━━━━━ Material to process
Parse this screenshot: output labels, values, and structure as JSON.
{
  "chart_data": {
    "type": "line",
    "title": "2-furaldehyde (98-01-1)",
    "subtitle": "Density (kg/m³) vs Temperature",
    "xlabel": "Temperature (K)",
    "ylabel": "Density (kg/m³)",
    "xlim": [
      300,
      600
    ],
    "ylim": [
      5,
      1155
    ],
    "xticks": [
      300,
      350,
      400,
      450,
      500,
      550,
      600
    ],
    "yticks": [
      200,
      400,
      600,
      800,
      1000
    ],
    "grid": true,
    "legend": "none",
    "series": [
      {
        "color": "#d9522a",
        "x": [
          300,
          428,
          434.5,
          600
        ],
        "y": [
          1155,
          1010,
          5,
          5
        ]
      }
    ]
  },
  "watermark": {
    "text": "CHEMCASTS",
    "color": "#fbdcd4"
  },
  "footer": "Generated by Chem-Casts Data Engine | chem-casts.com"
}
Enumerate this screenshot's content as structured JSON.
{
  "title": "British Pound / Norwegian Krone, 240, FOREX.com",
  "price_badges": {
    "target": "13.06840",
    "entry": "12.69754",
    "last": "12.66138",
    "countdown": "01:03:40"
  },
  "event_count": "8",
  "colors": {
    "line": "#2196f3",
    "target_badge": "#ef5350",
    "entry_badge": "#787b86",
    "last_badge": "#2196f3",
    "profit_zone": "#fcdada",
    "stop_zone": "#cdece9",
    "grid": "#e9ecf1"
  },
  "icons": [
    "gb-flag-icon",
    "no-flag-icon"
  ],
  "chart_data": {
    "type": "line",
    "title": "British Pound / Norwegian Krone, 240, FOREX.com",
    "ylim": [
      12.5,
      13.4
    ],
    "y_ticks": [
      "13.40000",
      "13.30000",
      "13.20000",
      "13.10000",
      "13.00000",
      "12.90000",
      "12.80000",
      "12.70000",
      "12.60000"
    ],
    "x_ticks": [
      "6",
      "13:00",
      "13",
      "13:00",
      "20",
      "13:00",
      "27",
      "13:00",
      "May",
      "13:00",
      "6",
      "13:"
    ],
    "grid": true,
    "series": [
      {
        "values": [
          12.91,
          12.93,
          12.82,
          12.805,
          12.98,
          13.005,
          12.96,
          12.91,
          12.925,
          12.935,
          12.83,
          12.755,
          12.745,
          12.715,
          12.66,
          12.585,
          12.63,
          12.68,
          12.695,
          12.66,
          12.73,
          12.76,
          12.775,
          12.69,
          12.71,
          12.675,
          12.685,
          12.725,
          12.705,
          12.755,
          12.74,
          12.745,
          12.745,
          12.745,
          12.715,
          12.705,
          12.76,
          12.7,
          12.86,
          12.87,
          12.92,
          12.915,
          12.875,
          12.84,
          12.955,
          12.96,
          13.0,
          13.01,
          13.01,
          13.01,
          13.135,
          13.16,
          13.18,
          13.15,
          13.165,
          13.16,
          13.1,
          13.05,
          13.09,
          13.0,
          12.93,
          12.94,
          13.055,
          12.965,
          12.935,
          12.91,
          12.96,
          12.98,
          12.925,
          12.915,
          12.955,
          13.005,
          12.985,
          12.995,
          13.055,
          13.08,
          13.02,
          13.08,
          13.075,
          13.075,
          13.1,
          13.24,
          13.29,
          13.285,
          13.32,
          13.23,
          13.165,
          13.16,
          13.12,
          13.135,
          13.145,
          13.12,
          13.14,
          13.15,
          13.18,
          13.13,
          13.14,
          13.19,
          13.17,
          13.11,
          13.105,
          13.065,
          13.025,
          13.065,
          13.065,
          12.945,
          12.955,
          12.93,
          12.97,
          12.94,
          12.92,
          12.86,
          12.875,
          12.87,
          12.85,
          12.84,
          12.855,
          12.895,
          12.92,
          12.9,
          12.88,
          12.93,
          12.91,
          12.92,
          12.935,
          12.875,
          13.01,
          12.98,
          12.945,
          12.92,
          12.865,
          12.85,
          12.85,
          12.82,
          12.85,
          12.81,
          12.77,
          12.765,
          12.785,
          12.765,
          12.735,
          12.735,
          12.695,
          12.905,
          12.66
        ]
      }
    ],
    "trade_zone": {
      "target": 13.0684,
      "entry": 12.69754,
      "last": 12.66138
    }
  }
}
━━━━━━━━━━
Quote all of the entries verbatim.

__Task result__
Parse this screenshot: output labels, values, and structure as JSON.
{
  "chart_data": {
    "type": "line",
    "title": "2-furaldehyde (98-01-1)",
    "subtitle": "Density (kg/m³) vs Temperature",
    "xlabel": "Temperature (K)",
    "ylabel": "Density (kg/m³)",
    "xlim": [
      300,
      600
    ],
    "ylim": [
      5,
      1155
    ],
    "xticks": [
      300,
      350,
      400,
      450,
      500,
      550,
      600
    ],
    "yticks": [
      200,
      400,
      600,
      800,
      1000
    ],
    "grid": true,
    "legend": "none",
    "series": [
      {
        "color": "#d9522a",
        "x": [
          300,
          428,
          434.5,
          600
        ],
        "y": [
          1155,
          1010,
          5,
          5
        ]
      }
    ]
  },
  "watermark": {
    "text": "CHEMCASTS",
    "color": "#fbdcd4"
  },
  "footer": "Generated by Chem-Casts Data Engine | chem-casts.com"
}
Enumerate this screenshot's content as structured JSON.
{
  "title": "British Pound / Norwegian Krone, 240, FOREX.com",
  "price_badges": {
    "target": "13.06840",
    "entry": "12.69754",
    "last": "12.66138",
    "countdown": "01:03:40"
  },
  "event_count": "8",
  "colors": {
    "line": "#2196f3",
    "target_badge": "#ef5350",
    "entry_badge": "#787b86",
    "last_badge": "#2196f3",
    "profit_zone": "#fcdada",
    "stop_zone": "#cdece9",
    "grid": "#e9ecf1"
  },
  "icons": [
    "gb-flag-icon",
    "no-flag-icon"
  ],
  "chart_data": {
    "type": "line",
    "title": "British Pound / Norwegian Krone, 240, FOREX.com",
    "ylim": [
      12.5,
      13.4
    ],
    "y_ticks": [
      "13.40000",
      "13.30000",
      "13.20000",
      "13.10000",
      "13.00000",
      "12.90000",
      "12.80000",
      "12.70000",
      "12.60000"
    ],
    "x_ticks": [
      "6",
      "13:00",
      "13",
      "13:00",
      "20",
      "13:00",
      "27",
      "13:00",
      "May",
      "13:00",
      "6",
      "13:"
    ],
    "grid": true,
    "series": [
      {
        "values": [
          12.91,
          12.93,
          12.82,
          12.805,
          12.98,
          13.005,
          12.96,
          12.91,
          12.925,
          12.935,
          12.83,
          12.755,
          12.745,
          12.715,
          12.66,
          12.585,
          12.63,
          12.68,
          12.695,
          12.66,
          12.73,
          12.76,
          12.775,
          12.69,
          12.71,
          12.675,
          12.685,
          12.725,
          12.705,
          12.755,
          12.74,
          12.745,
          12.745,
          12.745,
          12.715,
          12.705,
          12.76,
          12.7,
          12.86,
          12.87,
          12.92,
          12.915,
          12.875,
          12.84,
          12.955,
          12.96,
          13.0,
          13.01,
          13.01,
          13.01,
          13.135,
          13.16,
          13.18,
          13.15,
          13.165,
          13.16,
          13.1,
          13.05,
          13.09,
          13.0,
          12.93,
          12.94,
          13.055,
          12.965,
          12.935,
          12.91,
          12.96,
          12.98,
          12.925,
          12.915,
          12.955,
          13.005,
          12.985,
          12.995,
          13.055,
          13.08,
          13.02,
          13.08,
          13.075,
          13.075,
          13.1,
          13.24,
          13.29,
          13.285,
          13.32,
          13.23,
          13.165,
          13.16,
          13.12,
          13.135,
          13.145,
          13.12,
          13.14,
          13.15,
          13.18,
          13.13,
          13.14,
          13.19,
          13.17,
          13.11,
          13.105,
          13.065,
          13.025,
          13.065,
          13.065,
          12.945,
          12.955,
          12.93,
          12.97,
          12.94,
          12.92,
          12.86,
          12.875,
          12.87,
          12.85,
          12.84,
          12.855,
          12.895,
          12.92,
          12.9,
          12.88,
          12.93,
          12.91,
          12.92,
          12.935,
          12.875,
          13.01,
          12.98,
          12.945,
          12.92,
          12.865,
          12.85,
          12.85,
          12.82,
          12.85,
          12.81,
          12.77,
          12.765,
          12.785,
          12.765,
          12.735,
          12.735,
          12.695,
          12.905,
          12.66
        ]
      }
    ],
    "trade_zone": {
      "target": 13.0684,
      "entry": 12.69754,
      "last": 12.66138
    }
  }
}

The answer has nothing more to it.